____ EXCERPTED DATA
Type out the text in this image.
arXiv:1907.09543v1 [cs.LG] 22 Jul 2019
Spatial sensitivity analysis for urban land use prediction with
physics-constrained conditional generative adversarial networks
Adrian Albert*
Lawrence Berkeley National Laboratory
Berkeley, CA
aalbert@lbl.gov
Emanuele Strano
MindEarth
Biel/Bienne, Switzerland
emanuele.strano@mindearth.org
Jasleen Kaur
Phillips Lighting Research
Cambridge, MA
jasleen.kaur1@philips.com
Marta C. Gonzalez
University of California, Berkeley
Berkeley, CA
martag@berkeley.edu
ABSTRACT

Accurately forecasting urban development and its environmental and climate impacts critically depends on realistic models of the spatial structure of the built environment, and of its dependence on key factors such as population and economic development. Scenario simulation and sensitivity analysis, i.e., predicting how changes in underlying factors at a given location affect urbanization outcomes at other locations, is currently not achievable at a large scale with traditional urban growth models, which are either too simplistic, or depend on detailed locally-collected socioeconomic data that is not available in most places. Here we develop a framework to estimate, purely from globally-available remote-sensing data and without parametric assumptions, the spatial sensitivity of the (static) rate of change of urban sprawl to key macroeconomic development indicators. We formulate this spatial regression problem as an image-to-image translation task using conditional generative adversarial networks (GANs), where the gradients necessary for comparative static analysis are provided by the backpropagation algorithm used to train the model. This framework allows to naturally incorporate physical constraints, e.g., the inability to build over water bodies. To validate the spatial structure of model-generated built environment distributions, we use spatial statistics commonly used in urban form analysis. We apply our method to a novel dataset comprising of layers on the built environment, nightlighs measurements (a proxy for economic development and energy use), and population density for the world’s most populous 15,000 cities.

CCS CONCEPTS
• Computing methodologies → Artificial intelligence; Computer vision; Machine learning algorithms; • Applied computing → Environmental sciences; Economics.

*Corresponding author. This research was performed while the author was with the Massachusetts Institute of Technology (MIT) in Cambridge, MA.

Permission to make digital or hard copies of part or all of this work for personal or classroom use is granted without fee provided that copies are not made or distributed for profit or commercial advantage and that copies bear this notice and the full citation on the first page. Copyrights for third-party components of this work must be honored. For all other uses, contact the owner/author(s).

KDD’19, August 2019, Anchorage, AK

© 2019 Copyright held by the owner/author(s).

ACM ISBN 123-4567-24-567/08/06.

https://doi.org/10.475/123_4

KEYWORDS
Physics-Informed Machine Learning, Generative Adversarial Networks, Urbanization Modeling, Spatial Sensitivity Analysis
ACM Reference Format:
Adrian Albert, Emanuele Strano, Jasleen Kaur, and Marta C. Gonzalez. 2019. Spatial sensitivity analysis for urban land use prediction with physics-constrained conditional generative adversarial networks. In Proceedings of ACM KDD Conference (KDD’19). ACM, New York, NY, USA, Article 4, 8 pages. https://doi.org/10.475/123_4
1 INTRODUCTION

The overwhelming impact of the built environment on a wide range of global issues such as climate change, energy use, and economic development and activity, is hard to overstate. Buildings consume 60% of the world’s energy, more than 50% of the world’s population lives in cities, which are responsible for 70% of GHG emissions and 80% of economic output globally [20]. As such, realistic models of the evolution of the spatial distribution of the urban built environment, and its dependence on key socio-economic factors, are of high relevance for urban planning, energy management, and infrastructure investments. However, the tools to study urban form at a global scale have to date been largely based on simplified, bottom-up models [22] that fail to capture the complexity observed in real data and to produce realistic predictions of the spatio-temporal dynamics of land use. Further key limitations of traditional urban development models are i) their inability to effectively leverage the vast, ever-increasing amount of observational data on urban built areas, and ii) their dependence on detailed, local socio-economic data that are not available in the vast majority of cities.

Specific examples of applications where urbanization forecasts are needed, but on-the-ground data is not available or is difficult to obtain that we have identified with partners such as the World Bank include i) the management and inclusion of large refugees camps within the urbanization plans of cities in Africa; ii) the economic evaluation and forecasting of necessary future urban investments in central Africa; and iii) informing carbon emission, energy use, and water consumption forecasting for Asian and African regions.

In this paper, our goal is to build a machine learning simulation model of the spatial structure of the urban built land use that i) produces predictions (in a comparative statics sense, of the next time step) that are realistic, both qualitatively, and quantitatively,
________
TASK TO COMPLETE: Return the material exactly as it stands.

THE OUTPUT:
Type out the text in this image.
arXiv:1907.09543v1 [cs.LG] 22 Jul 2019
Spatial sensitivity analysis for urban land use prediction with
physics-constrained conditional generative adversarial networks
Adrian Albert*
Lawrence Berkeley National Laboratory
Berkeley, CA
aalbert@lbl.gov
Emanuele Strano
MindEarth
Biel/Bienne, Switzerland
emanuele.strano@mindearth.org
Jasleen Kaur
Phillips Lighting Research
Cambridge, MA
jasleen.kaur1@philips.com
Marta C. Gonzalez
University of California, Berkeley
Berkeley, CA
martag@berkeley.edu
ABSTRACT

Accurately forecasting urban development and its environmental and climate impacts critically depends on realistic models of the spatial structure of the built environment, and of its dependence on key factors such as population and economic development. Scenario simulation and sensitivity analysis, i.e., predicting how changes in underlying factors at a given location affect urbanization outcomes at other locations, is currently not achievable at a large scale with traditional urban growth models, which are either too simplistic, or depend on detailed locally-collected socioeconomic data that is not available in most places. Here we develop a framework to estimate, purely from globally-available remote-sensing data and without parametric assumptions, the spatial sensitivity of the (static) rate of change of urban sprawl to key macroeconomic development indicators. We formulate this spatial regression problem as an image-to-image translation task using conditional generative adversarial networks (GANs), where the gradients necessary for comparative static analysis are provided by the backpropagation algorithm used to train the model. This framework allows to naturally incorporate physical constraints, e.g., the inability to build over water bodies. To validate the spatial structure of model-generated built environment distributions, we use spatial statistics commonly used in urban form analysis. We apply our method to a novel dataset comprising of layers on the built environment, nightlighs measurements (a proxy for economic development and energy use), and population density for the world’s most populous 15,000 cities.

CCS CONCEPTS
• Computing methodologies → Artificial intelligence; Computer vision; Machine learning algorithms; • Applied computing → Environmental sciences; Economics.

*Corresponding author. This research was performed while the author was with the Massachusetts Institute of Technology (MIT) in Cambridge, MA.

Permission to make digital or hard copies of part or all of this work for personal or classroom use is granted without fee provided that copies are not made or distributed for profit or commercial advantage and that copies bear this notice and the full citation on the first page. Copyrights for third-party components of this work must be honored. For all other uses, contact the owner/author(s).

KDD’19, August 2019, Anchorage, AK

© 2019 Copyright held by the owner/author(s).

ACM ISBN 123-4567-24-567/08/06.

https://doi.org/10.475/123_4

KEYWORDS
Physics-Informed Machine Learning, Generative Adversarial Networks, Urbanization Modeling, Spatial Sensitivity Analysis
ACM Reference Format:
Adrian Albert, Emanuele Strano, Jasleen Kaur, and Marta C. Gonzalez. 2019. Spatial sensitivity analysis for urban land use prediction with physics-constrained conditional generative adversarial networks. In Proceedings of ACM KDD Conference (KDD’19). ACM, New York, NY, USA, Article 4, 8 pages. https://doi.org/10.475/123_4
1 INTRODUCTION

The overwhelming impact of the built environment on a wide range of global issues such as climate change, energy use, and economic development and activity, is hard to overstate. Buildings consume 60% of the world’s energy, more than 50% of the world’s population lives in cities, which are responsible for 70% of GHG emissions and 80% of economic output globally [20]. As such, realistic models of the evolution of the spatial distribution of the urban built environment, and its dependence on key socio-economic factors, are of high relevance for urban planning, energy management, and infrastructure investments. However, the tools to study urban form at a global scale have to date been largely based on simplified, bottom-up models [22] that fail to capture the complexity observed in real data and to produce realistic predictions of the spatio-temporal dynamics of land use. Further key limitations of traditional urban development models are i) their inability to effectively leverage the vast, ever-increasing amount of observational data on urban built areas, and ii) their dependence on detailed, local socio-economic data that are not available in the vast majority of cities.

Specific examples of applications where urbanization forecasts are needed, but on-the-ground data is not available or is difficult to obtain that we have identified with partners such as the World Bank include i) the management and inclusion of large refugees camps within the urbanization plans of cities in Africa; ii) the economic evaluation and forecasting of necessary future urban investments in central Africa; and iii) informing carbon emission, energy use, and water consumption forecasting for Asian and African regions.

In this paper, our goal is to build a machine learning simulation model of the spatial structure of the urban built land use that i) produces predictions (in a comparative statics sense, of the next time step) that are realistic, both qualitatively, and quantitatively,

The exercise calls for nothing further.